> **Task brief**:
Each entry needs to appear again, retyped exactly as it is below.

> **Recorded information**:
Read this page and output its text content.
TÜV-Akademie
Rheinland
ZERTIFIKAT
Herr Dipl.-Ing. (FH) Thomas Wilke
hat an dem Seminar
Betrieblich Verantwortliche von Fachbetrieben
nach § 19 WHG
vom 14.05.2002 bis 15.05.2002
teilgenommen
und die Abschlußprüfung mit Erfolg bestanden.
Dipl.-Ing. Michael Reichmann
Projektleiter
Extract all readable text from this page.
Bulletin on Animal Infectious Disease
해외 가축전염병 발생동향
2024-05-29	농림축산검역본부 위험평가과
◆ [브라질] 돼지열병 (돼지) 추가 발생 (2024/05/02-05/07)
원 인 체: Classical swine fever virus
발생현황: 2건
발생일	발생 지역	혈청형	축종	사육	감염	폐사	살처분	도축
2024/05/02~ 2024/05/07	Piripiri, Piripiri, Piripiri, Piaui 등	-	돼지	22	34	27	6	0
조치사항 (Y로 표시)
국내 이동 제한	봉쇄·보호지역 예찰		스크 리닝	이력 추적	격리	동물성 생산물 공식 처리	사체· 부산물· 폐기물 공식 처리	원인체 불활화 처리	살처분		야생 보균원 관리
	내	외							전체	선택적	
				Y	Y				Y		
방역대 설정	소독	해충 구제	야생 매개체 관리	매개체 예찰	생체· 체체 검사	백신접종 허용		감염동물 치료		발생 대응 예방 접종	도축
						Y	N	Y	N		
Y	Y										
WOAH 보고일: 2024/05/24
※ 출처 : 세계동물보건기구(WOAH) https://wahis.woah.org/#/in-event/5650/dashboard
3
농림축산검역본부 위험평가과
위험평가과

> **Response to this task**:
Read this page and output its text content.
TÜV-Akademie
Rheinland
ZERTIFIKAT
Herr Dipl.-Ing. (FH) Thomas Wilke
hat an dem Seminar
Betrieblich Verantwortliche von Fachbetrieben
nach § 19 WHG
vom 14.05.2002 bis 15.05.2002
teilgenommen
und die Abschlußprüfung mit Erfolg bestanden.
Dipl.-Ing. Michael Reichmann
Projektleiter
Extract all readable text from this page.
Bulletin on Animal Infectious Disease
해외 가축전염병 발생동향
2024-05-29	농림축산검역본부 위험평가과
◆ [브라질] 돼지열병 (돼지) 추가 발생 (2024/05/02-05/07)
원 인 체: Classical swine fever virus
발생현황: 2건
발생일	발생 지역	혈청형	축종	사육	감염	폐사	살처분	도축
2024/05/02~ 2024/05/07	Piripiri, Piripiri, Piripiri, Piaui 등	-	돼지	22	34	27	6	0
조치사항 (Y로 표시)
국내 이동 제한	봉쇄·보호지역 예찰		스크 리닝	이력 추적	격리	동물성 생산물 공식 처리	사체· 부산물· 폐기물 공식 처리	원인체 불활화 처리	살처분		야생 보균원 관리
	내	외							전체	선택적	
				Y	Y				Y		
방역대 설정	소독	해충 구제	야생 매개체 관리	매개체 예찰	생체· 체체 검사	백신접종 허용		감염동물 치료		발생 대응 예방 접종	도축
						Y	N	Y	N		
Y	Y										
WOAH 보고일: 2024/05/24
※ 출처 : 세계동물보건기구(WOAH) https://wahis.woah.org/#/in-event/5650/dashboard
3
농림축산검역본부 위험평가과
위험평가과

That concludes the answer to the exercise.